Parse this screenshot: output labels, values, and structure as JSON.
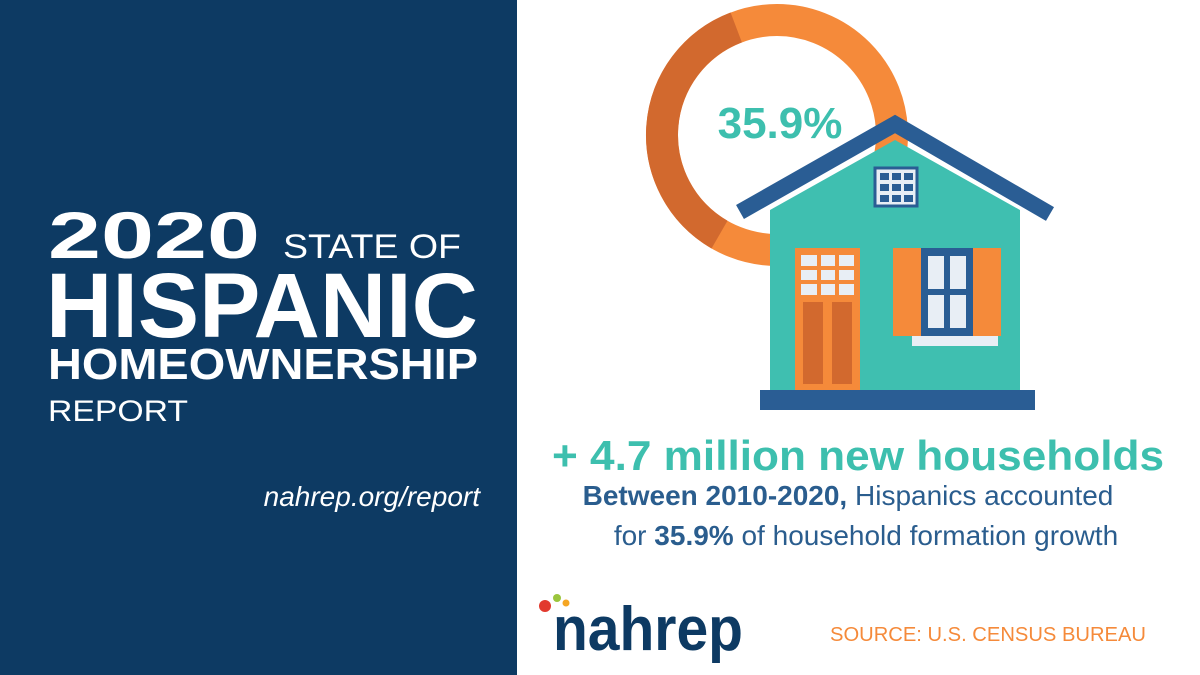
{
  "left_panel": {
    "year": "2020",
    "state_of": "STATE OF",
    "hispanic": "HISPANIC",
    "homeownership": "HOMEOWNERSHIP",
    "report": "REPORT",
    "url": "nahrep.org/report"
  },
  "donut": {
    "value": 35.9,
    "label": "35.9%"
  },
  "headline": "+ 4.7 million new households",
  "body": {
    "lead": "Between 2010-2020,",
    "line1": "Hispanics accounted",
    "prefix": "for",
    "highlight": "35.9%",
    "suffix": "of household formation growth"
  },
  "logo": "nahrep",
  "source": "SOURCE: U.S. CENSUS BUREAU"
}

WHAT TO DO – Print the complete listing exactly, apart from any pictures.

COMPLETE OUTPUT –
Parse this screenshot: output labels, values, and structure as JSON.
{
  "left_panel": {
    "year": "2020",
    "state_of": "STATE OF",
    "hispanic": "HISPANIC",
    "homeownership": "HOMEOWNERSHIP",
    "report": "REPORT",
    "url": "nahrep.org/report"
  },
  "donut": {
    "value": 35.9,
    "label": "35.9%"
  },
  "headline": "+ 4.7 million new households",
  "body": {
    "lead": "Between 2010-2020,",
    "line1": "Hispanics accounted",
    "prefix": "for",
    "highlight": "35.9%",
    "suffix": "of household formation growth"
  },
  "logo": "nahrep",
  "source": "SOURCE: U.S. CENSUS BUREAU"
}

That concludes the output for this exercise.